# WHAT YOU ARE ASKED TO DO:
Restate, word for word, every line of the data.

# DATA FOR THIS TASK:
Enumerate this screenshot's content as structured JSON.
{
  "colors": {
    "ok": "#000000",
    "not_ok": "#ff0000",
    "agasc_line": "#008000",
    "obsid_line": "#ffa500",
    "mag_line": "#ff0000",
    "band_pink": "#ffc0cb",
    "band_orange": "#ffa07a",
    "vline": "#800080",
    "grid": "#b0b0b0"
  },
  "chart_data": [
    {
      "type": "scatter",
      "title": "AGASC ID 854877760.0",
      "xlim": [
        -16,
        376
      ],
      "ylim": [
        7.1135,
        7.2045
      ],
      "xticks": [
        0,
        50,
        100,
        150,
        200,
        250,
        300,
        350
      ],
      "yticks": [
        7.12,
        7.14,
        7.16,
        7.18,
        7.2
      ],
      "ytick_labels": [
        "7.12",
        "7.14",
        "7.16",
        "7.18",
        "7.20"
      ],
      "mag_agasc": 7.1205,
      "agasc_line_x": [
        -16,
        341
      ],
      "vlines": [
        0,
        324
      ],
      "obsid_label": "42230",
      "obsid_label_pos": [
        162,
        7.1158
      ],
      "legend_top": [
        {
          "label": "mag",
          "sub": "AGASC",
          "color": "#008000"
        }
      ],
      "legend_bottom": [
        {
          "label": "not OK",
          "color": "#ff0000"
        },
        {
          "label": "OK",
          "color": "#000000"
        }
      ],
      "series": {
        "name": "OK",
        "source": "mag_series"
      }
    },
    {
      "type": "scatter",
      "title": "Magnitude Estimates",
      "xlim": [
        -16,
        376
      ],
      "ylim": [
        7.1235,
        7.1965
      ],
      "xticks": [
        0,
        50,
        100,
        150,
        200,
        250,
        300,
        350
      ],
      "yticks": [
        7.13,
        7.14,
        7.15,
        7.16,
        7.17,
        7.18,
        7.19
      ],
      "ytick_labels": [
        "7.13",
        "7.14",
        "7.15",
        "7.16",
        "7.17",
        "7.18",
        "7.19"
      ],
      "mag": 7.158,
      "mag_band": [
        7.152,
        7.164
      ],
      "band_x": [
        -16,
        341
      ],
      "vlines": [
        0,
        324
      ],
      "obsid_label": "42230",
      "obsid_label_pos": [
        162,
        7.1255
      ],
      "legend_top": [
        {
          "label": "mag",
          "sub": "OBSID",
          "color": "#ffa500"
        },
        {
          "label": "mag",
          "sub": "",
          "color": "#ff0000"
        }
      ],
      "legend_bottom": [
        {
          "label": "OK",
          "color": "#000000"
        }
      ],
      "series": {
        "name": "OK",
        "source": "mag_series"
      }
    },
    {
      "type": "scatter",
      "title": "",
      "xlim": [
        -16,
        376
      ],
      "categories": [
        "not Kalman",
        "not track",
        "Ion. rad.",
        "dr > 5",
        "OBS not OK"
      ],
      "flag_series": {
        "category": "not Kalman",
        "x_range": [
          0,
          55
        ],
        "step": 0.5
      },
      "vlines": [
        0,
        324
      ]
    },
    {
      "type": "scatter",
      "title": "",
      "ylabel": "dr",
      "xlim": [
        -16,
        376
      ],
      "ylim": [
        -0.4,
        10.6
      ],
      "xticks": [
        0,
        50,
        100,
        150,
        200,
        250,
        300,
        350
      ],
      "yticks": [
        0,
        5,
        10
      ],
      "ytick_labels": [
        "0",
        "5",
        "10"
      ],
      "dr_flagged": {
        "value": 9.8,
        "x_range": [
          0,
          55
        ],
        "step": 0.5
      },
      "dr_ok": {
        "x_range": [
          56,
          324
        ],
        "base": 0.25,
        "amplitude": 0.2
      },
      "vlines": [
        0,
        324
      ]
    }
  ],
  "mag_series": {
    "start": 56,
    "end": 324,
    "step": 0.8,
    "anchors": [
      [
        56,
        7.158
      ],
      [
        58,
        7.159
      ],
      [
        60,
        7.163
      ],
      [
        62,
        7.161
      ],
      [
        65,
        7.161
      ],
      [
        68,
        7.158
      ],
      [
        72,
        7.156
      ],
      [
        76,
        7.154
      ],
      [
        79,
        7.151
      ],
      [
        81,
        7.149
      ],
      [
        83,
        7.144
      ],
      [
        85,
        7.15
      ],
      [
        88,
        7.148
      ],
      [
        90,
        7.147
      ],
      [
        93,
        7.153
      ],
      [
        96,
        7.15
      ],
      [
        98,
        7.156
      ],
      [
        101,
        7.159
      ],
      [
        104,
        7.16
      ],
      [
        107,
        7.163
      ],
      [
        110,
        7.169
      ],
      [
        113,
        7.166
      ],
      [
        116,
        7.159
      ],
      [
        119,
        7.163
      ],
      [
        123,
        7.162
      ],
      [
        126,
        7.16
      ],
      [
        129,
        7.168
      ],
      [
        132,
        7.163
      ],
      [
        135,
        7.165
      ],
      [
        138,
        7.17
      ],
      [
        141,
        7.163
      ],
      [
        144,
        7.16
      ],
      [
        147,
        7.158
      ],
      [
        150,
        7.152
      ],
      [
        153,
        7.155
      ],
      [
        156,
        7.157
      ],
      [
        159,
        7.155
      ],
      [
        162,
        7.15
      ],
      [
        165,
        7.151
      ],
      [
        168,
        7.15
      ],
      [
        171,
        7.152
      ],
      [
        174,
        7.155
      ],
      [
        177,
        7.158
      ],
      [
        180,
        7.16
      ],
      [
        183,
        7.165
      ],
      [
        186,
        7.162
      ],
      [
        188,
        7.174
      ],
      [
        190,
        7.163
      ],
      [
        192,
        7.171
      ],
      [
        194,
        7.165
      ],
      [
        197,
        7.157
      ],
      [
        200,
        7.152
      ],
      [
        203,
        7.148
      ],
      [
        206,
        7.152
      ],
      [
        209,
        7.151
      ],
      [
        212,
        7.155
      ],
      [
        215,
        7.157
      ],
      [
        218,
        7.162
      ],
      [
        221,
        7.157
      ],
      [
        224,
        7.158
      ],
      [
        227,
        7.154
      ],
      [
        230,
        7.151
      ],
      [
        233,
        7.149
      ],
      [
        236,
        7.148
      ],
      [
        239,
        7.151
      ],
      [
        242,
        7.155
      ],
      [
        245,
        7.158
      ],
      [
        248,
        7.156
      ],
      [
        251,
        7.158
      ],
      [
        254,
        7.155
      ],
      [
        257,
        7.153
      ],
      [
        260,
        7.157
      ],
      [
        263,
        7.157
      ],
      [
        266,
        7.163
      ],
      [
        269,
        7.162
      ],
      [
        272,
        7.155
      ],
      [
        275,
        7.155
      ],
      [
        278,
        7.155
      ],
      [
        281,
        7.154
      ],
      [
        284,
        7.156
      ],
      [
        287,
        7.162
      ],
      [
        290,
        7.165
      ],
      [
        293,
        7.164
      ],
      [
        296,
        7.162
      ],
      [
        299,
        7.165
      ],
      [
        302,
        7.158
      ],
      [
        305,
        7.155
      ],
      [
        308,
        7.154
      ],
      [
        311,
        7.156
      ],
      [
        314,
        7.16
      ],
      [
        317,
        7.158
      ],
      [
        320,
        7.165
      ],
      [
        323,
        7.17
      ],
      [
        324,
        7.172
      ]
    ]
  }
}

# RIGHT ANSWER:
Enumerate this screenshot's content as structured JSON.
{
  "colors": {
    "ok": "#000000",
    "not_ok": "#ff0000",
    "agasc_line": "#008000",
    "obsid_line": "#ffa500",
    "mag_line": "#ff0000",
    "band_pink": "#ffc0cb",
    "band_orange": "#ffa07a",
    "vline": "#800080",
    "grid": "#b0b0b0"
  },
  "chart_data": [
    {
      "type": "scatter",
      "title": "AGASC ID 854877760.0",
      "xlim": [
        -16,
        376
      ],
      "ylim": [
        7.1135,
        7.2045
      ],
      "xticks": [
        0,
        50,
        100,
        150,
        200,
        250,
        300,
        350
      ],
      "yticks": [
        7.12,
        7.14,
        7.16,
        7.18,
        7.2
      ],
      "ytick_labels": [
        "7.12",
        "7.14",
        "7.16",
        "7.18",
        "7.20"
      ],
      "mag_agasc": 7.1205,
      "agasc_line_x": [
        -16,
        341
      ],
      "vlines": [
        0,
        324
      ],
      "obsid_label": "42230",
      "obsid_label_pos": [
        162,
        7.1158
      ],
      "legend_top": [
        {
          "label": "mag",
          "sub": "AGASC",
          "color": "#008000"
        }
      ],
      "legend_bottom": [
        {
          "label": "not OK",
          "color": "#ff0000"
        },
        {
          "label": "OK",
          "color": "#000000"
        }
      ],
      "series": {
        "name": "OK",
        "source": "mag_series"
      }
    },
    {
      "type": "scatter",
      "title": "Magnitude Estimates",
      "xlim": [
        -16,
        376
      ],
      "ylim": [
        7.1235,
        7.1965
      ],
      "xticks": [
        0,
        50,
        100,
        150,
        200,
        250,
        300,
        350
      ],
      "yticks": [
        7.13,
        7.14,
        7.15,
        7.16,
        7.17,
        7.18,
        7.19
      ],
      "ytick_labels": [
        "7.13",
        "7.14",
        "7.15",
        "7.16",
        "7.17",
        "7.18",
        "7.19"
      ],
      "mag": 7.158,
      "mag_band": [
        7.152,
        7.164
      ],
      "band_x": [
        -16,
        341
      ],
      "vlines": [
        0,
        324
      ],
      "obsid_label": "42230",
      "obsid_label_pos": [
        162,
        7.1255
      ],
      "legend_top": [
        {
          "label": "mag",
          "sub": "OBSID",
          "color": "#ffa500"
        },
        {
          "label": "mag",
          "sub": "",
          "color": "#ff0000"
        }
      ],
      "legend_bottom": [
        {
          "label": "OK",
          "color": "#000000"
        }
      ],
      "series": {
        "name": "OK",
        "source": "mag_series"
      }
    },
    {
      "type": "scatter",
      "title": "",
      "xlim": [
        -16,
        376
      ],
      "categories": [
        "not Kalman",
        "not track",
        "Ion. rad.",
        "dr > 5",
        "OBS not OK"
      ],
      "flag_series": {
        "category": "not Kalman",
        "x_range": [
          0,
          55
        ],
        "step": 0.5
      },
      "vlines": [
        0,
        324
      ]
    },
    {
      "type": "scatter",
      "title": "",
      "ylabel": "dr",
      "xlim": [
        -16,
        376
      ],
      "ylim": [
        -0.4,
        10.6
      ],
      "xticks": [
        0,
        50,
        100,
        150,
        200,
        250,
        300,
        350
      ],
      "yticks": [
        0,
        5,
        10
      ],
      "ytick_labels": [
        "0",
        "5",
        "10"
      ],
      "dr_flagged": {
        "value": 9.8,
        "x_range": [
          0,
          55
        ],
        "step": 0.5
      },
      "dr_ok": {
        "x_range": [
          56,
          324
        ],
        "base": 0.25,
        "amplitude": 0.2
      },
      "vlines": [
        0,
        324
      ]
    }
  ],
  "mag_series": {
    "start": 56,
    "end": 324,
    "step": 0.8,
    "anchors": [
      [
        56,
        7.158
      ],
      [
        58,
        7.159
      ],
      [
        60,
        7.163
      ],
      [
        62,
        7.161
      ],
      [
        65,
        7.161
      ],
      [
        68,
        7.158
      ],
      [
        72,
        7.156
      ],
      [
        76,
        7.154
      ],
      [
        79,
        7.151
      ],
      [
        81,
        7.149
      ],
      [
        83,
        7.144
      ],
      [
        85,
        7.15
      ],
      [
        88,
        7.148
      ],
      [
        90,
        7.147
      ],
      [
        93,
        7.153
      ],
      [
        96,
        7.15
      ],
      [
        98,
        7.156
      ],
      [
        101,
        7.159
      ],
      [
        104,
        7.16
      ],
      [
        107,
        7.163
      ],
      [
        110,
        7.169
      ],
      [
        113,
        7.166
      ],
      [
        116,
        7.159
      ],
      [
        119,
        7.163
      ],
      [
        123,
        7.162
      ],
      [
        126,
        7.16
      ],
      [
        129,
        7.168
      ],
      [
        132,
        7.163
      ],
      [
        135,
        7.165
      ],
      [
        138,
        7.17
      ],
      [
        141,
        7.163
      ],
      [
        144,
        7.16
      ],
      [
        147,
        7.158
      ],
      [
        150,
        7.152
      ],
      [
        153,
        7.155
      ],
      [
        156,
        7.157
      ],
      [
        159,
        7.155
      ],
      [
        162,
        7.15
      ],
      [
        165,
        7.151
      ],
      [
        168,
        7.15
      ],
      [
        171,
        7.152
      ],
      [
        174,
        7.155
      ],
      [
        177,
        7.158
      ],
      [
        180,
        7.16
      ],
      [
        183,
        7.165
      ],
      [
        186,
        7.162
      ],
      [
        188,
        7.174
      ],
      [
        190,
        7.163
      ],
      [
        192,
        7.171
      ],
      [
        194,
        7.165
      ],
      [
        197,
        7.157
      ],
      [
        200,
        7.152
      ],
      [
        203,
        7.148
      ],
      [
        206,
        7.152
      ],
      [
        209,
        7.151
      ],
      [
        212,
        7.155
      ],
      [
        215,
        7.157
      ],
      [
        218,
        7.162
      ],
      [
        221,
        7.157
      ],
      [
        224,
        7.158
      ],
      [
        227,
        7.154
      ],
      [
        230,
        7.151
      ],
      [
        233,
        7.149
      ],
      [
        236,
        7.148
      ],
      [
        239,
        7.151
      ],
      [
        242,
        7.155
      ],
      [
        245,
        7.158
      ],
      [
        248,
        7.156
      ],
      [
        251,
        7.158
      ],
      [
        254,
        7.155
      ],
      [
        257,
        7.153
      ],
      [
        260,
        7.157
      ],
      [
        263,
        7.157
      ],
      [
        266,
        7.163
      ],
      [
        269,
        7.162
      ],
      [
        272,
        7.155
      ],
      [
        275,
        7.155
      ],
      [
        278,
        7.155
      ],
      [
        281,
        7.154
      ],
      [
        284,
        7.156
      ],
      [
        287,
        7.162
      ],
      [
        290,
        7.165
      ],
      [
        293,
        7.164
      ],
      [
        296,
        7.162
      ],
      [
        299,
        7.165
      ],
      [
        302,
        7.158
      ],
      [
        305,
        7.155
      ],
      [
        308,
        7.154
      ],
      [
        311,
        7.156
      ],
      [
        314,
        7.16
      ],
      [
        317,
        7.158
      ],
      [
        320,
        7.165
      ],
      [
        323,
        7.17
      ],
      [
        324,
        7.172
      ]
    ]
  }
}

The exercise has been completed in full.